Work to be completed: Below are some entries. Output each one exactly as it appears.

══ Material for this task ══

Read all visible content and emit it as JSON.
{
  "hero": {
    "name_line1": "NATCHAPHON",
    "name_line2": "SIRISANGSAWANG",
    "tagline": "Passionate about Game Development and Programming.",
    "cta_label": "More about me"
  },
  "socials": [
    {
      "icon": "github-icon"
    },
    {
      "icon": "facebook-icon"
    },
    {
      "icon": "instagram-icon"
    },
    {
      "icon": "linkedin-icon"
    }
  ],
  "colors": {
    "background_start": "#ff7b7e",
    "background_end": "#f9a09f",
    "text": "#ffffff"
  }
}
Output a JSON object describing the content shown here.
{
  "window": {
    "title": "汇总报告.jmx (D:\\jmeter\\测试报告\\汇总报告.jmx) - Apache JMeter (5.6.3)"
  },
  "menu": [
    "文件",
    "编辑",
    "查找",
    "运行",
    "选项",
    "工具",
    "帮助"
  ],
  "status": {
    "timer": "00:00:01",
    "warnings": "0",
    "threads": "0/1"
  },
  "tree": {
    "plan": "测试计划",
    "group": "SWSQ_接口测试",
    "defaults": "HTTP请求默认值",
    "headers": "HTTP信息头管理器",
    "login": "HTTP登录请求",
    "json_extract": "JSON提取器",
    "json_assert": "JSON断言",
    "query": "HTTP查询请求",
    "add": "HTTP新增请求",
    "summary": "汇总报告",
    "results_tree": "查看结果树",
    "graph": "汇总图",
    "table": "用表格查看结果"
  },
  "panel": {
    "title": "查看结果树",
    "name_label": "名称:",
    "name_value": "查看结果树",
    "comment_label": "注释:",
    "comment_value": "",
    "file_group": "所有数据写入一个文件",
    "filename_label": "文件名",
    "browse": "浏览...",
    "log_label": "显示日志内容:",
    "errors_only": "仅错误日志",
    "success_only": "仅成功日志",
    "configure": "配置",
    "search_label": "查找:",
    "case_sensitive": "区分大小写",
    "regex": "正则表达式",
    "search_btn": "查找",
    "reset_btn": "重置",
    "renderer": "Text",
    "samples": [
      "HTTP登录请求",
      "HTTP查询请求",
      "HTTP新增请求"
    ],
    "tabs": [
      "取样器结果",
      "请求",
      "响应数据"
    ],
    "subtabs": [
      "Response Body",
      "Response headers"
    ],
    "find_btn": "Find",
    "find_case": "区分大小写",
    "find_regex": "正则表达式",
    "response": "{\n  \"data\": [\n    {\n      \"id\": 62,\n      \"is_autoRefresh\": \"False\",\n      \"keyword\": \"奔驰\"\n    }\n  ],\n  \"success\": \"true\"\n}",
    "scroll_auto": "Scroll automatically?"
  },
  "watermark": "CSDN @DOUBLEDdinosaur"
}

═══

Answer in full:
Read all visible content and emit it as JSON.
{
  "hero": {
    "name_line1": "NATCHAPHON",
    "name_line2": "SIRISANGSAWANG",
    "tagline": "Passionate about Game Development and Programming.",
    "cta_label": "More about me"
  },
  "socials": [
    {
      "icon": "github-icon"
    },
    {
      "icon": "facebook-icon"
    },
    {
      "icon": "instagram-icon"
    },
    {
      "icon": "linkedin-icon"
    }
  ],
  "colors": {
    "background_start": "#ff7b7e",
    "background_end": "#f9a09f",
    "text": "#ffffff"
  }
}
Output a JSON object describing the content shown here.
{
  "window": {
    "title": "汇总报告.jmx (D:\\jmeter\\测试报告\\汇总报告.jmx) - Apache JMeter (5.6.3)"
  },
  "menu": [
    "文件",
    "编辑",
    "查找",
    "运行",
    "选项",
    "工具",
    "帮助"
  ],
  "status": {
    "timer": "00:00:01",
    "warnings": "0",
    "threads": "0/1"
  },
  "tree": {
    "plan": "测试计划",
    "group": "SWSQ_接口测试",
    "defaults": "HTTP请求默认值",
    "headers": "HTTP信息头管理器",
    "login": "HTTP登录请求",
    "json_extract": "JSON提取器",
    "json_assert": "JSON断言",
    "query": "HTTP查询请求",
    "add": "HTTP新增请求",
    "summary": "汇总报告",
    "results_tree": "查看结果树",
    "graph": "汇总图",
    "table": "用表格查看结果"
  },
  "panel": {
    "title": "查看结果树",
    "name_label": "名称:",
    "name_value": "查看结果树",
    "comment_label": "注释:",
    "comment_value": "",
    "file_group": "所有数据写入一个文件",
    "filename_label": "文件名",
    "browse": "浏览...",
    "log_label": "显示日志内容:",
    "errors_only": "仅错误日志",
    "success_only": "仅成功日志",
    "configure": "配置",
    "search_label": "查找:",
    "case_sensitive": "区分大小写",
    "regex": "正则表达式",
    "search_btn": "查找",
    "reset_btn": "重置",
    "renderer": "Text",
    "samples": [
      "HTTP登录请求",
      "HTTP查询请求",
      "HTTP新增请求"
    ],
    "tabs": [
      "取样器结果",
      "请求",
      "响应数据"
    ],
    "subtabs": [
      "Response Body",
      "Response headers"
    ],
    "find_btn": "Find",
    "find_case": "区分大小写",
    "find_regex": "正则表达式",
    "response": "{\n  \"data\": [\n    {\n      \"id\": 62,\n      \"is_autoRefresh\": \"False\",\n      \"keyword\": \"奔驰\"\n    }\n  ],\n  \"success\": \"true\"\n}",
    "scroll_auto": "Scroll automatically?"
  },
  "watermark": "CSDN @DOUBLEDdinosaur"
}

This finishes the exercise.